DIRECTIVE: Reproduce the lines without any change, beginning with the line containing "row-label: face (9, 671, 30, 683)" and continuing through the line containing "signal (117, 726, 156, 752)".

** Start EXTRACTED DATA **

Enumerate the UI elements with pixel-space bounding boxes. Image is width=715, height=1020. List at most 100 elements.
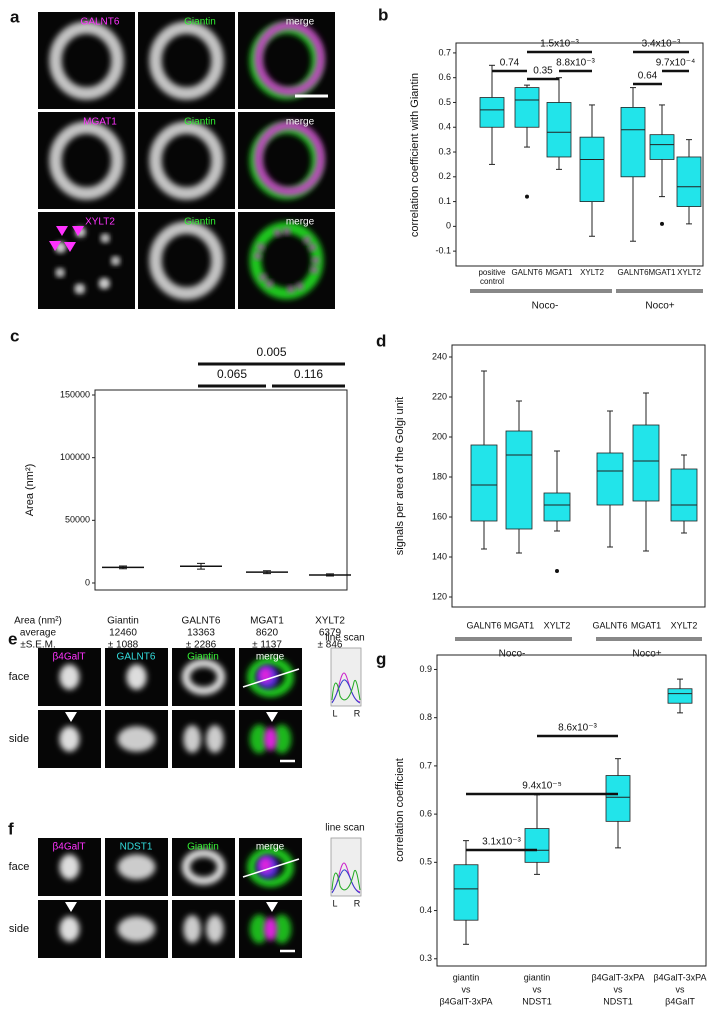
row-label: face (9, 671, 30, 683)
y-tick-label: 0.4 (438, 122, 451, 132)
scan-end: R (354, 898, 361, 908)
line-scan-title: line scan (325, 823, 364, 834)
x-tick-label: XYLT2 (544, 620, 571, 630)
significance-label: 9.7x10⁻⁴ (656, 58, 696, 69)
significance-label: 0.065 (217, 367, 247, 381)
sem-label: ± 2286 (186, 640, 217, 651)
scan-trace (331, 869, 361, 894)
x-tick-label: giantin (524, 972, 551, 982)
x-tick-label: MGAT1 (649, 268, 677, 277)
scan-end: L (332, 898, 337, 908)
x-tick-label: XYLT2 (315, 616, 345, 627)
signal (117, 726, 156, 752)
group-label: Noco- (499, 649, 526, 660)
y-tick-label: 150000 (60, 389, 90, 399)
signal (309, 244, 316, 251)
signal (312, 257, 319, 264)
y-tick-label: 0.7 (419, 760, 432, 770)
sem-bar (119, 565, 127, 570)
y-tick-label: -0.1 (435, 246, 451, 256)
x-tick-label: GALNT6 (617, 268, 649, 277)
y-tick-label: 0.5 (438, 97, 451, 107)
row-header: Area (nm²) (14, 616, 62, 627)
box (596, 452, 624, 506)
x-tick-label: vs (462, 984, 472, 994)
y-tick-label: 0.1 (438, 196, 451, 206)
signal (254, 121, 325, 196)
signal (149, 121, 224, 200)
x-tick-label: XYLT2 (677, 268, 701, 277)
signal (183, 915, 201, 943)
channel-label: merge (286, 117, 315, 128)
x-tick-label: MGAT1 (631, 620, 661, 630)
signal (266, 281, 273, 288)
channel-label: XYLT2 (85, 217, 115, 228)
signal (49, 121, 124, 200)
image-tile (172, 900, 235, 958)
y-tick-label: 0 (446, 221, 451, 231)
sem-label: ± 846 (318, 640, 343, 651)
channel-label: MGAT1 (83, 117, 117, 128)
signal (183, 725, 201, 753)
channel-label: Giantin (187, 842, 219, 853)
y-tick-label: 0.9 (419, 664, 432, 674)
arrowhead (266, 902, 278, 912)
signal (304, 236, 311, 243)
signal (126, 664, 147, 690)
x-tick-label: β4GalT-3xPA (591, 972, 644, 982)
signal (274, 229, 281, 236)
signal (99, 278, 110, 289)
y-tick-label: 180 (432, 471, 447, 481)
y-tick-label: 240 (432, 351, 447, 361)
y-tick-label: 0.6 (438, 72, 451, 82)
row-label: side (9, 733, 29, 745)
micrograph (172, 648, 235, 706)
x-tick-label: Giantin (107, 616, 139, 627)
x-tick-label: MGAT1 (504, 620, 534, 630)
significance-label: 0.74 (500, 58, 520, 69)
panel-letter: f (8, 819, 14, 838)
signal (49, 21, 124, 100)
micrograph (38, 900, 101, 958)
signal (206, 915, 224, 943)
x-tick-label: β4GalT (665, 996, 695, 1006)
y-tick-label: 220 (432, 391, 447, 401)
signal (259, 274, 266, 281)
scan-line (242, 858, 300, 878)
y-tick-label: 160 (432, 511, 447, 521)
signal (59, 916, 80, 942)
y-axis-label: Area (nm²) (24, 464, 36, 517)
micrograph (238, 212, 335, 309)
x-tick-label: GALNT6 (592, 620, 627, 630)
signal (59, 726, 80, 752)
channel-label: Giantin (184, 17, 216, 28)
micrograph (172, 900, 235, 958)
x-tick-label: positive (478, 268, 506, 277)
significance-label: 0.005 (256, 345, 286, 359)
micrograph (38, 212, 135, 309)
panel-letter: c (10, 326, 19, 345)
micrograph (105, 648, 168, 706)
x-tick-label: GALNT6 (511, 268, 543, 277)
channel-label: merge (286, 17, 315, 28)
y-tick-label: 0 (85, 577, 90, 587)
sem-bar (326, 573, 334, 577)
box (667, 688, 693, 704)
micrograph (239, 710, 302, 768)
x-tick-label: NDST1 (522, 996, 552, 1006)
mean-label: 6379 (319, 628, 342, 639)
signal (254, 252, 261, 259)
micrograph (38, 112, 135, 209)
panel-letter: e (8, 629, 17, 648)
signal (76, 285, 83, 292)
y-axis-label: correlation coefficient with Giantin (409, 73, 421, 237)
micrograph (238, 12, 335, 109)
mean-label: 8620 (256, 628, 279, 639)
signal (101, 234, 110, 243)
sem-label: ± 1088 (108, 640, 139, 651)
line-scan-title: line scan (325, 633, 364, 644)
channel-label: β4GalT (53, 652, 86, 663)
channel-label: Giantin (184, 217, 216, 228)
box (543, 492, 571, 522)
box (670, 468, 698, 522)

** End EXTRACTED DATA **

EXERCISE SOLUTION:
row-label: face (9, 671, 30, 683)
y-tick-label: 0.4 (438, 122, 451, 132)
scan-end: R (354, 898, 361, 908)
line-scan-title: line scan (325, 823, 364, 834)
x-tick-label: XYLT2 (544, 620, 571, 630)
significance-label: 9.7x10⁻⁴ (656, 58, 696, 69)
significance-label: 0.065 (217, 367, 247, 381)
sem-label: ± 2286 (186, 640, 217, 651)
scan-trace (331, 869, 361, 894)
x-tick-label: giantin (524, 972, 551, 982)
x-tick-label: MGAT1 (649, 268, 677, 277)
scan-end: L (332, 898, 337, 908)
x-tick-label: XYLT2 (315, 616, 345, 627)
signal (117, 726, 156, 752)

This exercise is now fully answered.